◆ Extracted records ◆
— begin —

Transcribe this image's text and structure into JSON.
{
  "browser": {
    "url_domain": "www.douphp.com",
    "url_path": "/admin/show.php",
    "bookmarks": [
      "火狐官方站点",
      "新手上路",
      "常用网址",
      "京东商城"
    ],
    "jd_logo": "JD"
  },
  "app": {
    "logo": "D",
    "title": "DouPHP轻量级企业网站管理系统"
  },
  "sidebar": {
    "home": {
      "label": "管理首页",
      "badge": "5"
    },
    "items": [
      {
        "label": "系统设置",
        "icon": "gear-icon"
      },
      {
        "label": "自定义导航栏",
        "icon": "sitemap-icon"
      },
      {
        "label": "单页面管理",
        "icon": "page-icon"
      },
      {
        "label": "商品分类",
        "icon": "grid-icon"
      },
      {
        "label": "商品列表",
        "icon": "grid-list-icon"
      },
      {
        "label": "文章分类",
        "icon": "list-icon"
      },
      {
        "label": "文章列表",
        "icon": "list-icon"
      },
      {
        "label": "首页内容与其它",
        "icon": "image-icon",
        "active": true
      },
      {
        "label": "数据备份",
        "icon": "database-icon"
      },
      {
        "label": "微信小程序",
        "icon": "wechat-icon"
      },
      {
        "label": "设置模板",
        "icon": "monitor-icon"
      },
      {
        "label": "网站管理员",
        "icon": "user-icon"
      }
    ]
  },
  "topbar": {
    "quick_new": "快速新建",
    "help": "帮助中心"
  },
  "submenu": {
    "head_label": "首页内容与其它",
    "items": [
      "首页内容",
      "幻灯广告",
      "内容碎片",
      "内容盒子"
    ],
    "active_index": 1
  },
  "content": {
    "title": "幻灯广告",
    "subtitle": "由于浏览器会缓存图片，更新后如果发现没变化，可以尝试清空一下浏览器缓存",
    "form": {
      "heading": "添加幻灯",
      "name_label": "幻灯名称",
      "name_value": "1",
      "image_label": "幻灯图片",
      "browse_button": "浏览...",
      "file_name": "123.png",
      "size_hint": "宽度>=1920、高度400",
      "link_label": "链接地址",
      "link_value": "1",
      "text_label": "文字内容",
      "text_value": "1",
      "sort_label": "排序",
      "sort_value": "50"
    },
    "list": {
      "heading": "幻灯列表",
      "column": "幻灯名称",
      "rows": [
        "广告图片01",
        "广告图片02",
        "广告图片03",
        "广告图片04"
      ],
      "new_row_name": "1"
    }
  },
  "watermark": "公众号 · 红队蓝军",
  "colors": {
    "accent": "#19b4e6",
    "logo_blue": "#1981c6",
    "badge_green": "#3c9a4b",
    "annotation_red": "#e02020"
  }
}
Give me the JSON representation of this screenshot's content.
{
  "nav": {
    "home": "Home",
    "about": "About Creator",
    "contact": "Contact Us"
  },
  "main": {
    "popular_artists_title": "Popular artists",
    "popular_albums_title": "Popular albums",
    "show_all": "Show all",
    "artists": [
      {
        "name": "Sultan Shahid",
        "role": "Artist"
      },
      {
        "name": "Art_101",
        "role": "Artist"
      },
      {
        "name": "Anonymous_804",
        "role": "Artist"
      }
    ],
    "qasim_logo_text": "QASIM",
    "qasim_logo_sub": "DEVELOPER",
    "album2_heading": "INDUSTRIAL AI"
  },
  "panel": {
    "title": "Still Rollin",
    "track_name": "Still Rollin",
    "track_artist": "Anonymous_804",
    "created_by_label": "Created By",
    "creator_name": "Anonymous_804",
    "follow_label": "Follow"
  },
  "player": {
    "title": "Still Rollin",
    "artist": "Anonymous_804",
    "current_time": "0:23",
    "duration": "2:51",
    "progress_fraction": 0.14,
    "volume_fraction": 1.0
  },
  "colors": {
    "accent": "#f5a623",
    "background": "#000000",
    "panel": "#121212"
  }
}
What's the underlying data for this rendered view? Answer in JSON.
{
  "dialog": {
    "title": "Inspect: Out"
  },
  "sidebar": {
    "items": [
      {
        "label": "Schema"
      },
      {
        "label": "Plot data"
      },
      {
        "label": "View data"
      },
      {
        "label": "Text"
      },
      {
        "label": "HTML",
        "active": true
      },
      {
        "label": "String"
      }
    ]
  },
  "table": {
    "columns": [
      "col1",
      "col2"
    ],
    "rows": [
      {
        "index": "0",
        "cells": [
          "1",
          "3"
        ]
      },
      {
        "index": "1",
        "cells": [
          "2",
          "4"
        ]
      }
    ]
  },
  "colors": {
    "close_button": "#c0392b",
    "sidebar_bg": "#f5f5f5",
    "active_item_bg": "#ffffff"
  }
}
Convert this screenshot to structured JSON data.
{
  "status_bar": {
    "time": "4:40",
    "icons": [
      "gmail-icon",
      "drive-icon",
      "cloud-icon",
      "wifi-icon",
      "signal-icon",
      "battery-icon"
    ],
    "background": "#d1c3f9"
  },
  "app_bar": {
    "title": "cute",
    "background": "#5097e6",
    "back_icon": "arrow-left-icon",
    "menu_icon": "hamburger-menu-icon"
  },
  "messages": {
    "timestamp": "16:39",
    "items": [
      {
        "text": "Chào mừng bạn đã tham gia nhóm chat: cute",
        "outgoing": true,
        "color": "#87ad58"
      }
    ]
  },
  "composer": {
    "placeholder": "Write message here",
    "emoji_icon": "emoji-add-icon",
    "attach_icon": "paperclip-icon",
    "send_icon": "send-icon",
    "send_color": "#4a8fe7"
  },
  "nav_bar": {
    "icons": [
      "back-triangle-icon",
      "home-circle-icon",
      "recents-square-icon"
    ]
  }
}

— end —

◆ YOUR TASK ◆
Reply with one number only: the count of lines in the entries that contain "background".

◆ ANSWER ◆
3